Written problem – Reproduce all the material exactly, minus any pictures it holds.

--- Available data ---

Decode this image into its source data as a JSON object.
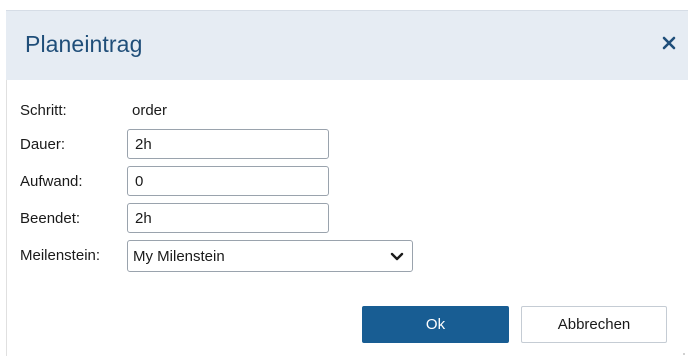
{
  "dialog": {
    "title": "Planeintrag",
    "close_icon": "close-icon"
  },
  "form": {
    "schritt": {
      "label": "Schritt:",
      "value": "order"
    },
    "dauer": {
      "label": "Dauer:",
      "value": "2h"
    },
    "aufwand": {
      "label": "Aufwand:",
      "value": "0"
    },
    "beendet": {
      "label": "Beendet:",
      "value": "2h"
    },
    "meilenstein": {
      "label": "Meilenstein:",
      "selected": "My Milenstein",
      "icon": "chevron-down-icon"
    }
  },
  "buttons": {
    "ok_label": "Ok",
    "cancel_label": "Abbrechen"
  },
  "colors": {
    "title": "#1f4e79",
    "titlebar_bg": "#e6ecf3",
    "primary": "#185d93"
  }
}
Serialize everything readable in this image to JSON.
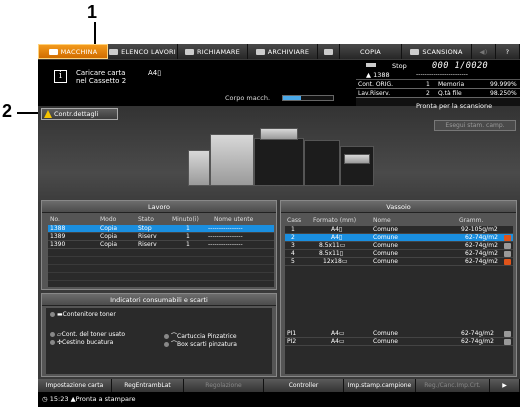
{
  "annotations": {
    "one": "1",
    "two": "2"
  },
  "tabs": [
    {
      "label": "MACCHINA",
      "icon": "machine-icon",
      "active": true
    },
    {
      "label": "ELENCO LAVORI",
      "icon": "job-list-icon",
      "active": false
    },
    {
      "label": "RICHIAMARE",
      "icon": "recall-icon",
      "active": false
    },
    {
      "label": "ARCHIVIARE",
      "icon": "store-icon",
      "active": false
    },
    {
      "label": "",
      "icon": "book-icon",
      "active": false
    },
    {
      "label": "COPIA",
      "icon": "copy-icon",
      "active": false
    },
    {
      "label": "SCANSIONA",
      "icon": "scan-icon",
      "active": false
    },
    {
      "label": "",
      "icon": "volume-icon",
      "active": false
    },
    {
      "label": "?",
      "icon": "help-icon",
      "active": false
    }
  ],
  "message": {
    "line1": "Caricare carta",
    "line2": "nel Cassetto 2",
    "size": "A4▯",
    "corpo_label": "Corpo macch."
  },
  "status": {
    "state": "Stop",
    "counter": "000 1/0020",
    "job": "1388",
    "job_dashes": "------------------------",
    "orig_label": "Cont. ORIG.",
    "orig_value": "1",
    "memoria_label": "Memoria",
    "memoria_value": "99.999%",
    "lav_label": "Lav.Riserv.",
    "lav_value": "2",
    "qta_label": "Q.tà file",
    "qta_value": "98.250%",
    "pronto_scan": "Pronta per la scansione",
    "esegui_button": "Esegui stam. camp."
  },
  "contr_button": "Contr.dettagli",
  "lavoro": {
    "title": "Lavoro",
    "headers": [
      "No.",
      "Modo",
      "Stato",
      "Minuto(i)",
      "Nome utente"
    ],
    "rows": [
      {
        "no": "1388",
        "modo": "Copia",
        "stato": "Stop",
        "min": "1",
        "user": "----------------"
      },
      {
        "no": "1389",
        "modo": "Copia",
        "stato": "Riserv",
        "min": "1",
        "user": "----------------"
      },
      {
        "no": "1390",
        "modo": "Copia",
        "stato": "Riserv",
        "min": "1",
        "user": "----------------"
      }
    ]
  },
  "consumabili": {
    "title": "Indicatori consumabili e scarti",
    "toner": "Contenitore toner",
    "toner_usato": "Cont. del toner usato",
    "cartuccia": "Cartuccia Pinzatrice",
    "cestino": "Cestino bucatura",
    "box": "Box scarti pinzatura"
  },
  "vassoio": {
    "title": "Vassoio",
    "headers": [
      "Cass",
      "Formato (mm)",
      "Nome",
      "Gramm."
    ],
    "rows": [
      {
        "cass": "1",
        "fmt": "A4▯",
        "nome": "Comune",
        "gramm": "92-105g/m2",
        "icon": "none"
      },
      {
        "cass": "2",
        "fmt": "A4▯",
        "nome": "Comune",
        "gramm": "62-74g/m2",
        "icon": "warning"
      },
      {
        "cass": "3",
        "fmt": "8.5x11▭",
        "nome": "Comune",
        "gramm": "62-74g/m2",
        "icon": "stack"
      },
      {
        "cass": "4",
        "fmt": "8.5x11▯",
        "nome": "Comune",
        "gramm": "62-74g/m2",
        "icon": "stack"
      },
      {
        "cass": "5",
        "fmt": "12x18▭",
        "nome": "Comune",
        "gramm": "62-74g/m2",
        "icon": "warning"
      }
    ],
    "rows_bottom": [
      {
        "cass": "PI1",
        "fmt": "A4▭",
        "nome": "Comune",
        "gramm": "62-74g/m2",
        "icon": "stack"
      },
      {
        "cass": "PI2",
        "fmt": "A4▭",
        "nome": "Comune",
        "gramm": "62-74g/m2",
        "icon": "stack"
      }
    ]
  },
  "bottom_buttons": [
    {
      "label": "Impostazione carta",
      "disabled": false
    },
    {
      "label": "RegEntrambLat",
      "disabled": false
    },
    {
      "label": "Regolazione",
      "disabled": true
    },
    {
      "label": "Controller",
      "disabled": false
    },
    {
      "label": "Imp.stamp.campione",
      "disabled": false
    },
    {
      "label": "Reg./Canc.Imp.Crt.",
      "disabled": true
    },
    {
      "label": "▶",
      "disabled": false
    }
  ],
  "statusbar": {
    "time": "15:23",
    "text": "Pronta a stampare"
  },
  "colors": {
    "active_tab": "#e8820a",
    "selection": "#1a8fe0",
    "warning": "#f5c400"
  }
}
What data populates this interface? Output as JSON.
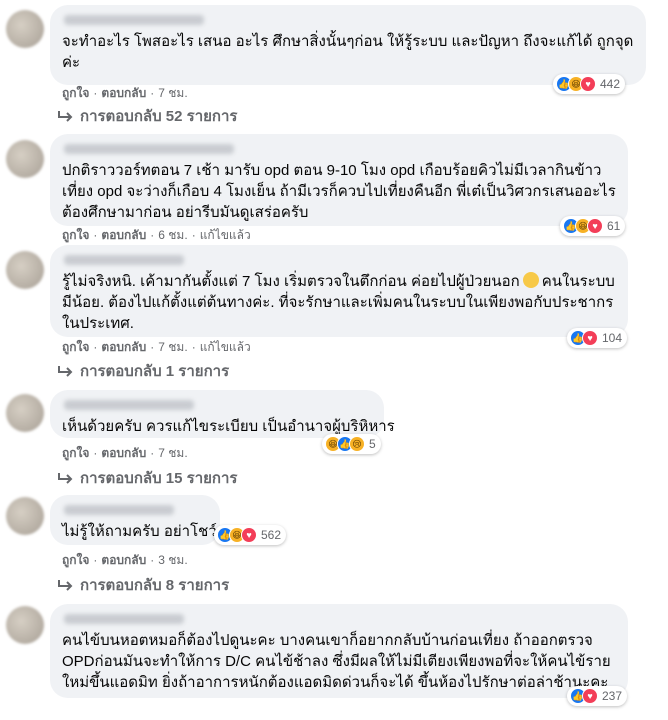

---

Full response –
Decode this image into its source data as a JSON object.
{
  "dialog": {
    "title": "Planeintrag",
    "close_icon": "close-icon"
  },
  "form": {
    "schritt": {
      "label": "Schritt:",
      "value": "order"
    },
    "dauer": {
      "label": "Dauer:",
      "value": "2h"
    },
    "aufwand": {
      "label": "Aufwand:",
      "value": "0"
    },
    "beendet": {
      "label": "Beendet:",
      "value": "2h"
    },
    "meilenstein": {
      "label": "Meilenstein:",
      "selected": "My Milenstein",
      "icon": "chevron-down-icon"
    }
  },
  "buttons": {
    "ok_label": "Ok",
    "cancel_label": "Abbrechen"
  },
  "colors": {
    "title": "#1f4e79",
    "titlebar_bg": "#e6ecf3",
    "primary": "#185d93"
  }
}
Serialize everything readable in this image to JSON.
{
  "annotations": {
    "one": "1",
    "two": "2"
  },
  "tabs": [
    {
      "label": "MACCHINA",
      "icon": "machine-icon",
      "active": true
    },
    {
      "label": "ELENCO LAVORI",
      "icon": "job-list-icon",
      "active": false
    },
    {
      "label": "RICHIAMARE",
      "icon": "recall-icon",
      "active": false
    },
    {
      "label": "ARCHIVIARE",
      "icon": "store-icon",
      "active": false
    },
    {
      "label": "",
      "icon": "book-icon",
      "active": false
    },
    {
      "label": "COPIA",
      "icon": "copy-icon",
      "active": false
    },
    {
      "label": "SCANSIONA",
      "icon": "scan-icon",
      "active": false
    },
    {
      "label": "",
      "icon": "volume-icon",
      "active": false
    },
    {
      "label": "?",
      "icon": "help-icon",
      "active": false
    }
  ],
  "message": {
    "line1": "Caricare carta",
    "line2": "nel Cassetto 2",
    "size": "A4▯",
    "corpo_label": "Corpo macch."
  },
  "status": {
    "state": "Stop",
    "counter": "000 1/0020",
    "job": "1388",
    "job_dashes": "------------------------",
    "orig_label": "Cont. ORIG.",
    "orig_value": "1",
    "memoria_label": "Memoria",
    "memoria_value": "99.999%",
    "lav_label": "Lav.Riserv.",
    "lav_value": "2",
    "qta_label": "Q.tà file",
    "qta_value": "98.250%",
    "pronto_scan": "Pronta per la scansione",
    "esegui_button": "Esegui stam. camp."
  },
  "contr_button": "Contr.dettagli",
  "lavoro": {
    "title": "Lavoro",
    "headers": [
      "No.",
      "Modo",
      "Stato",
      "Minuto(i)",
      "Nome utente"
    ],
    "rows": [
      {
        "no": "1388",
        "modo": "Copia",
        "stato": "Stop",
        "min": "1",
        "user": "----------------"
      },
      {
        "no": "1389",
        "modo": "Copia",
        "stato": "Riserv",
        "min": "1",
        "user": "----------------"
      },
      {
        "no": "1390",
        "modo": "Copia",
        "stato": "Riserv",
        "min": "1",
        "user": "----------------"
      }
    ]
  },
  "consumabili": {
    "title": "Indicatori consumabili e scarti",
    "toner": "Contenitore toner",
    "toner_usato": "Cont. del toner usato",
    "cartuccia": "Cartuccia Pinzatrice",
    "cestino": "Cestino bucatura",
    "box": "Box scarti pinzatura"
  },
  "vassoio": {
    "title": "Vassoio",
    "headers": [
      "Cass",
      "Formato (mm)",
      "Nome",
      "Gramm."
    ],
    "rows": [
      {
        "cass": "1",
        "fmt": "A4▯",
        "nome": "Comune",
        "gramm": "92-105g/m2",
        "icon": "none"
      },
      {
        "cass": "2",
        "fmt": "A4▯",
        "nome": "Comune",
        "gramm": "62-74g/m2",
        "icon": "warning"
      },
      {
        "cass": "3",
        "fmt": "8.5x11▭",
        "nome": "Comune",
        "gramm": "62-74g/m2",
        "icon": "stack"
      },
      {
        "cass": "4",
        "fmt": "8.5x11▯",
        "nome": "Comune",
        "gramm": "62-74g/m2",
        "icon": "stack"
      },
      {
        "cass": "5",
        "fmt": "12x18▭",
        "nome": "Comune",
        "gramm": "62-74g/m2",
        "icon": "warning"
      }
    ],
    "rows_bottom": [
      {
        "cass": "PI1",
        "fmt": "A4▭",
        "nome": "Comune",
        "gramm": "62-74g/m2",
        "icon": "stack"
      },
      {
        "cass": "PI2",
        "fmt": "A4▭",
        "nome": "Comune",
        "gramm": "62-74g/m2",
        "icon": "stack"
      }
    ]
  },
  "bottom_buttons": [
    {
      "label": "Impostazione carta",
      "disabled": false
    },
    {
      "label": "RegEntrambLat",
      "disabled": false
    },
    {
      "label": "Regolazione",
      "disabled": true
    },
    {
      "label": "Controller",
      "disabled": false
    },
    {
      "label": "Imp.stamp.campione",
      "disabled": false
    },
    {
      "label": "Reg./Canc.Imp.Crt.",
      "disabled": true
    },
    {
      "label": "▶",
      "disabled": false
    }
  ],
  "statusbar": {
    "time": "15:23",
    "text": "Pronta a stampare"
  },
  "colors": {
    "active_tab": "#e8820a",
    "selection": "#1a8fe0",
    "warning": "#f5c400"
  }
}
What data populates this interface? Output as JSON.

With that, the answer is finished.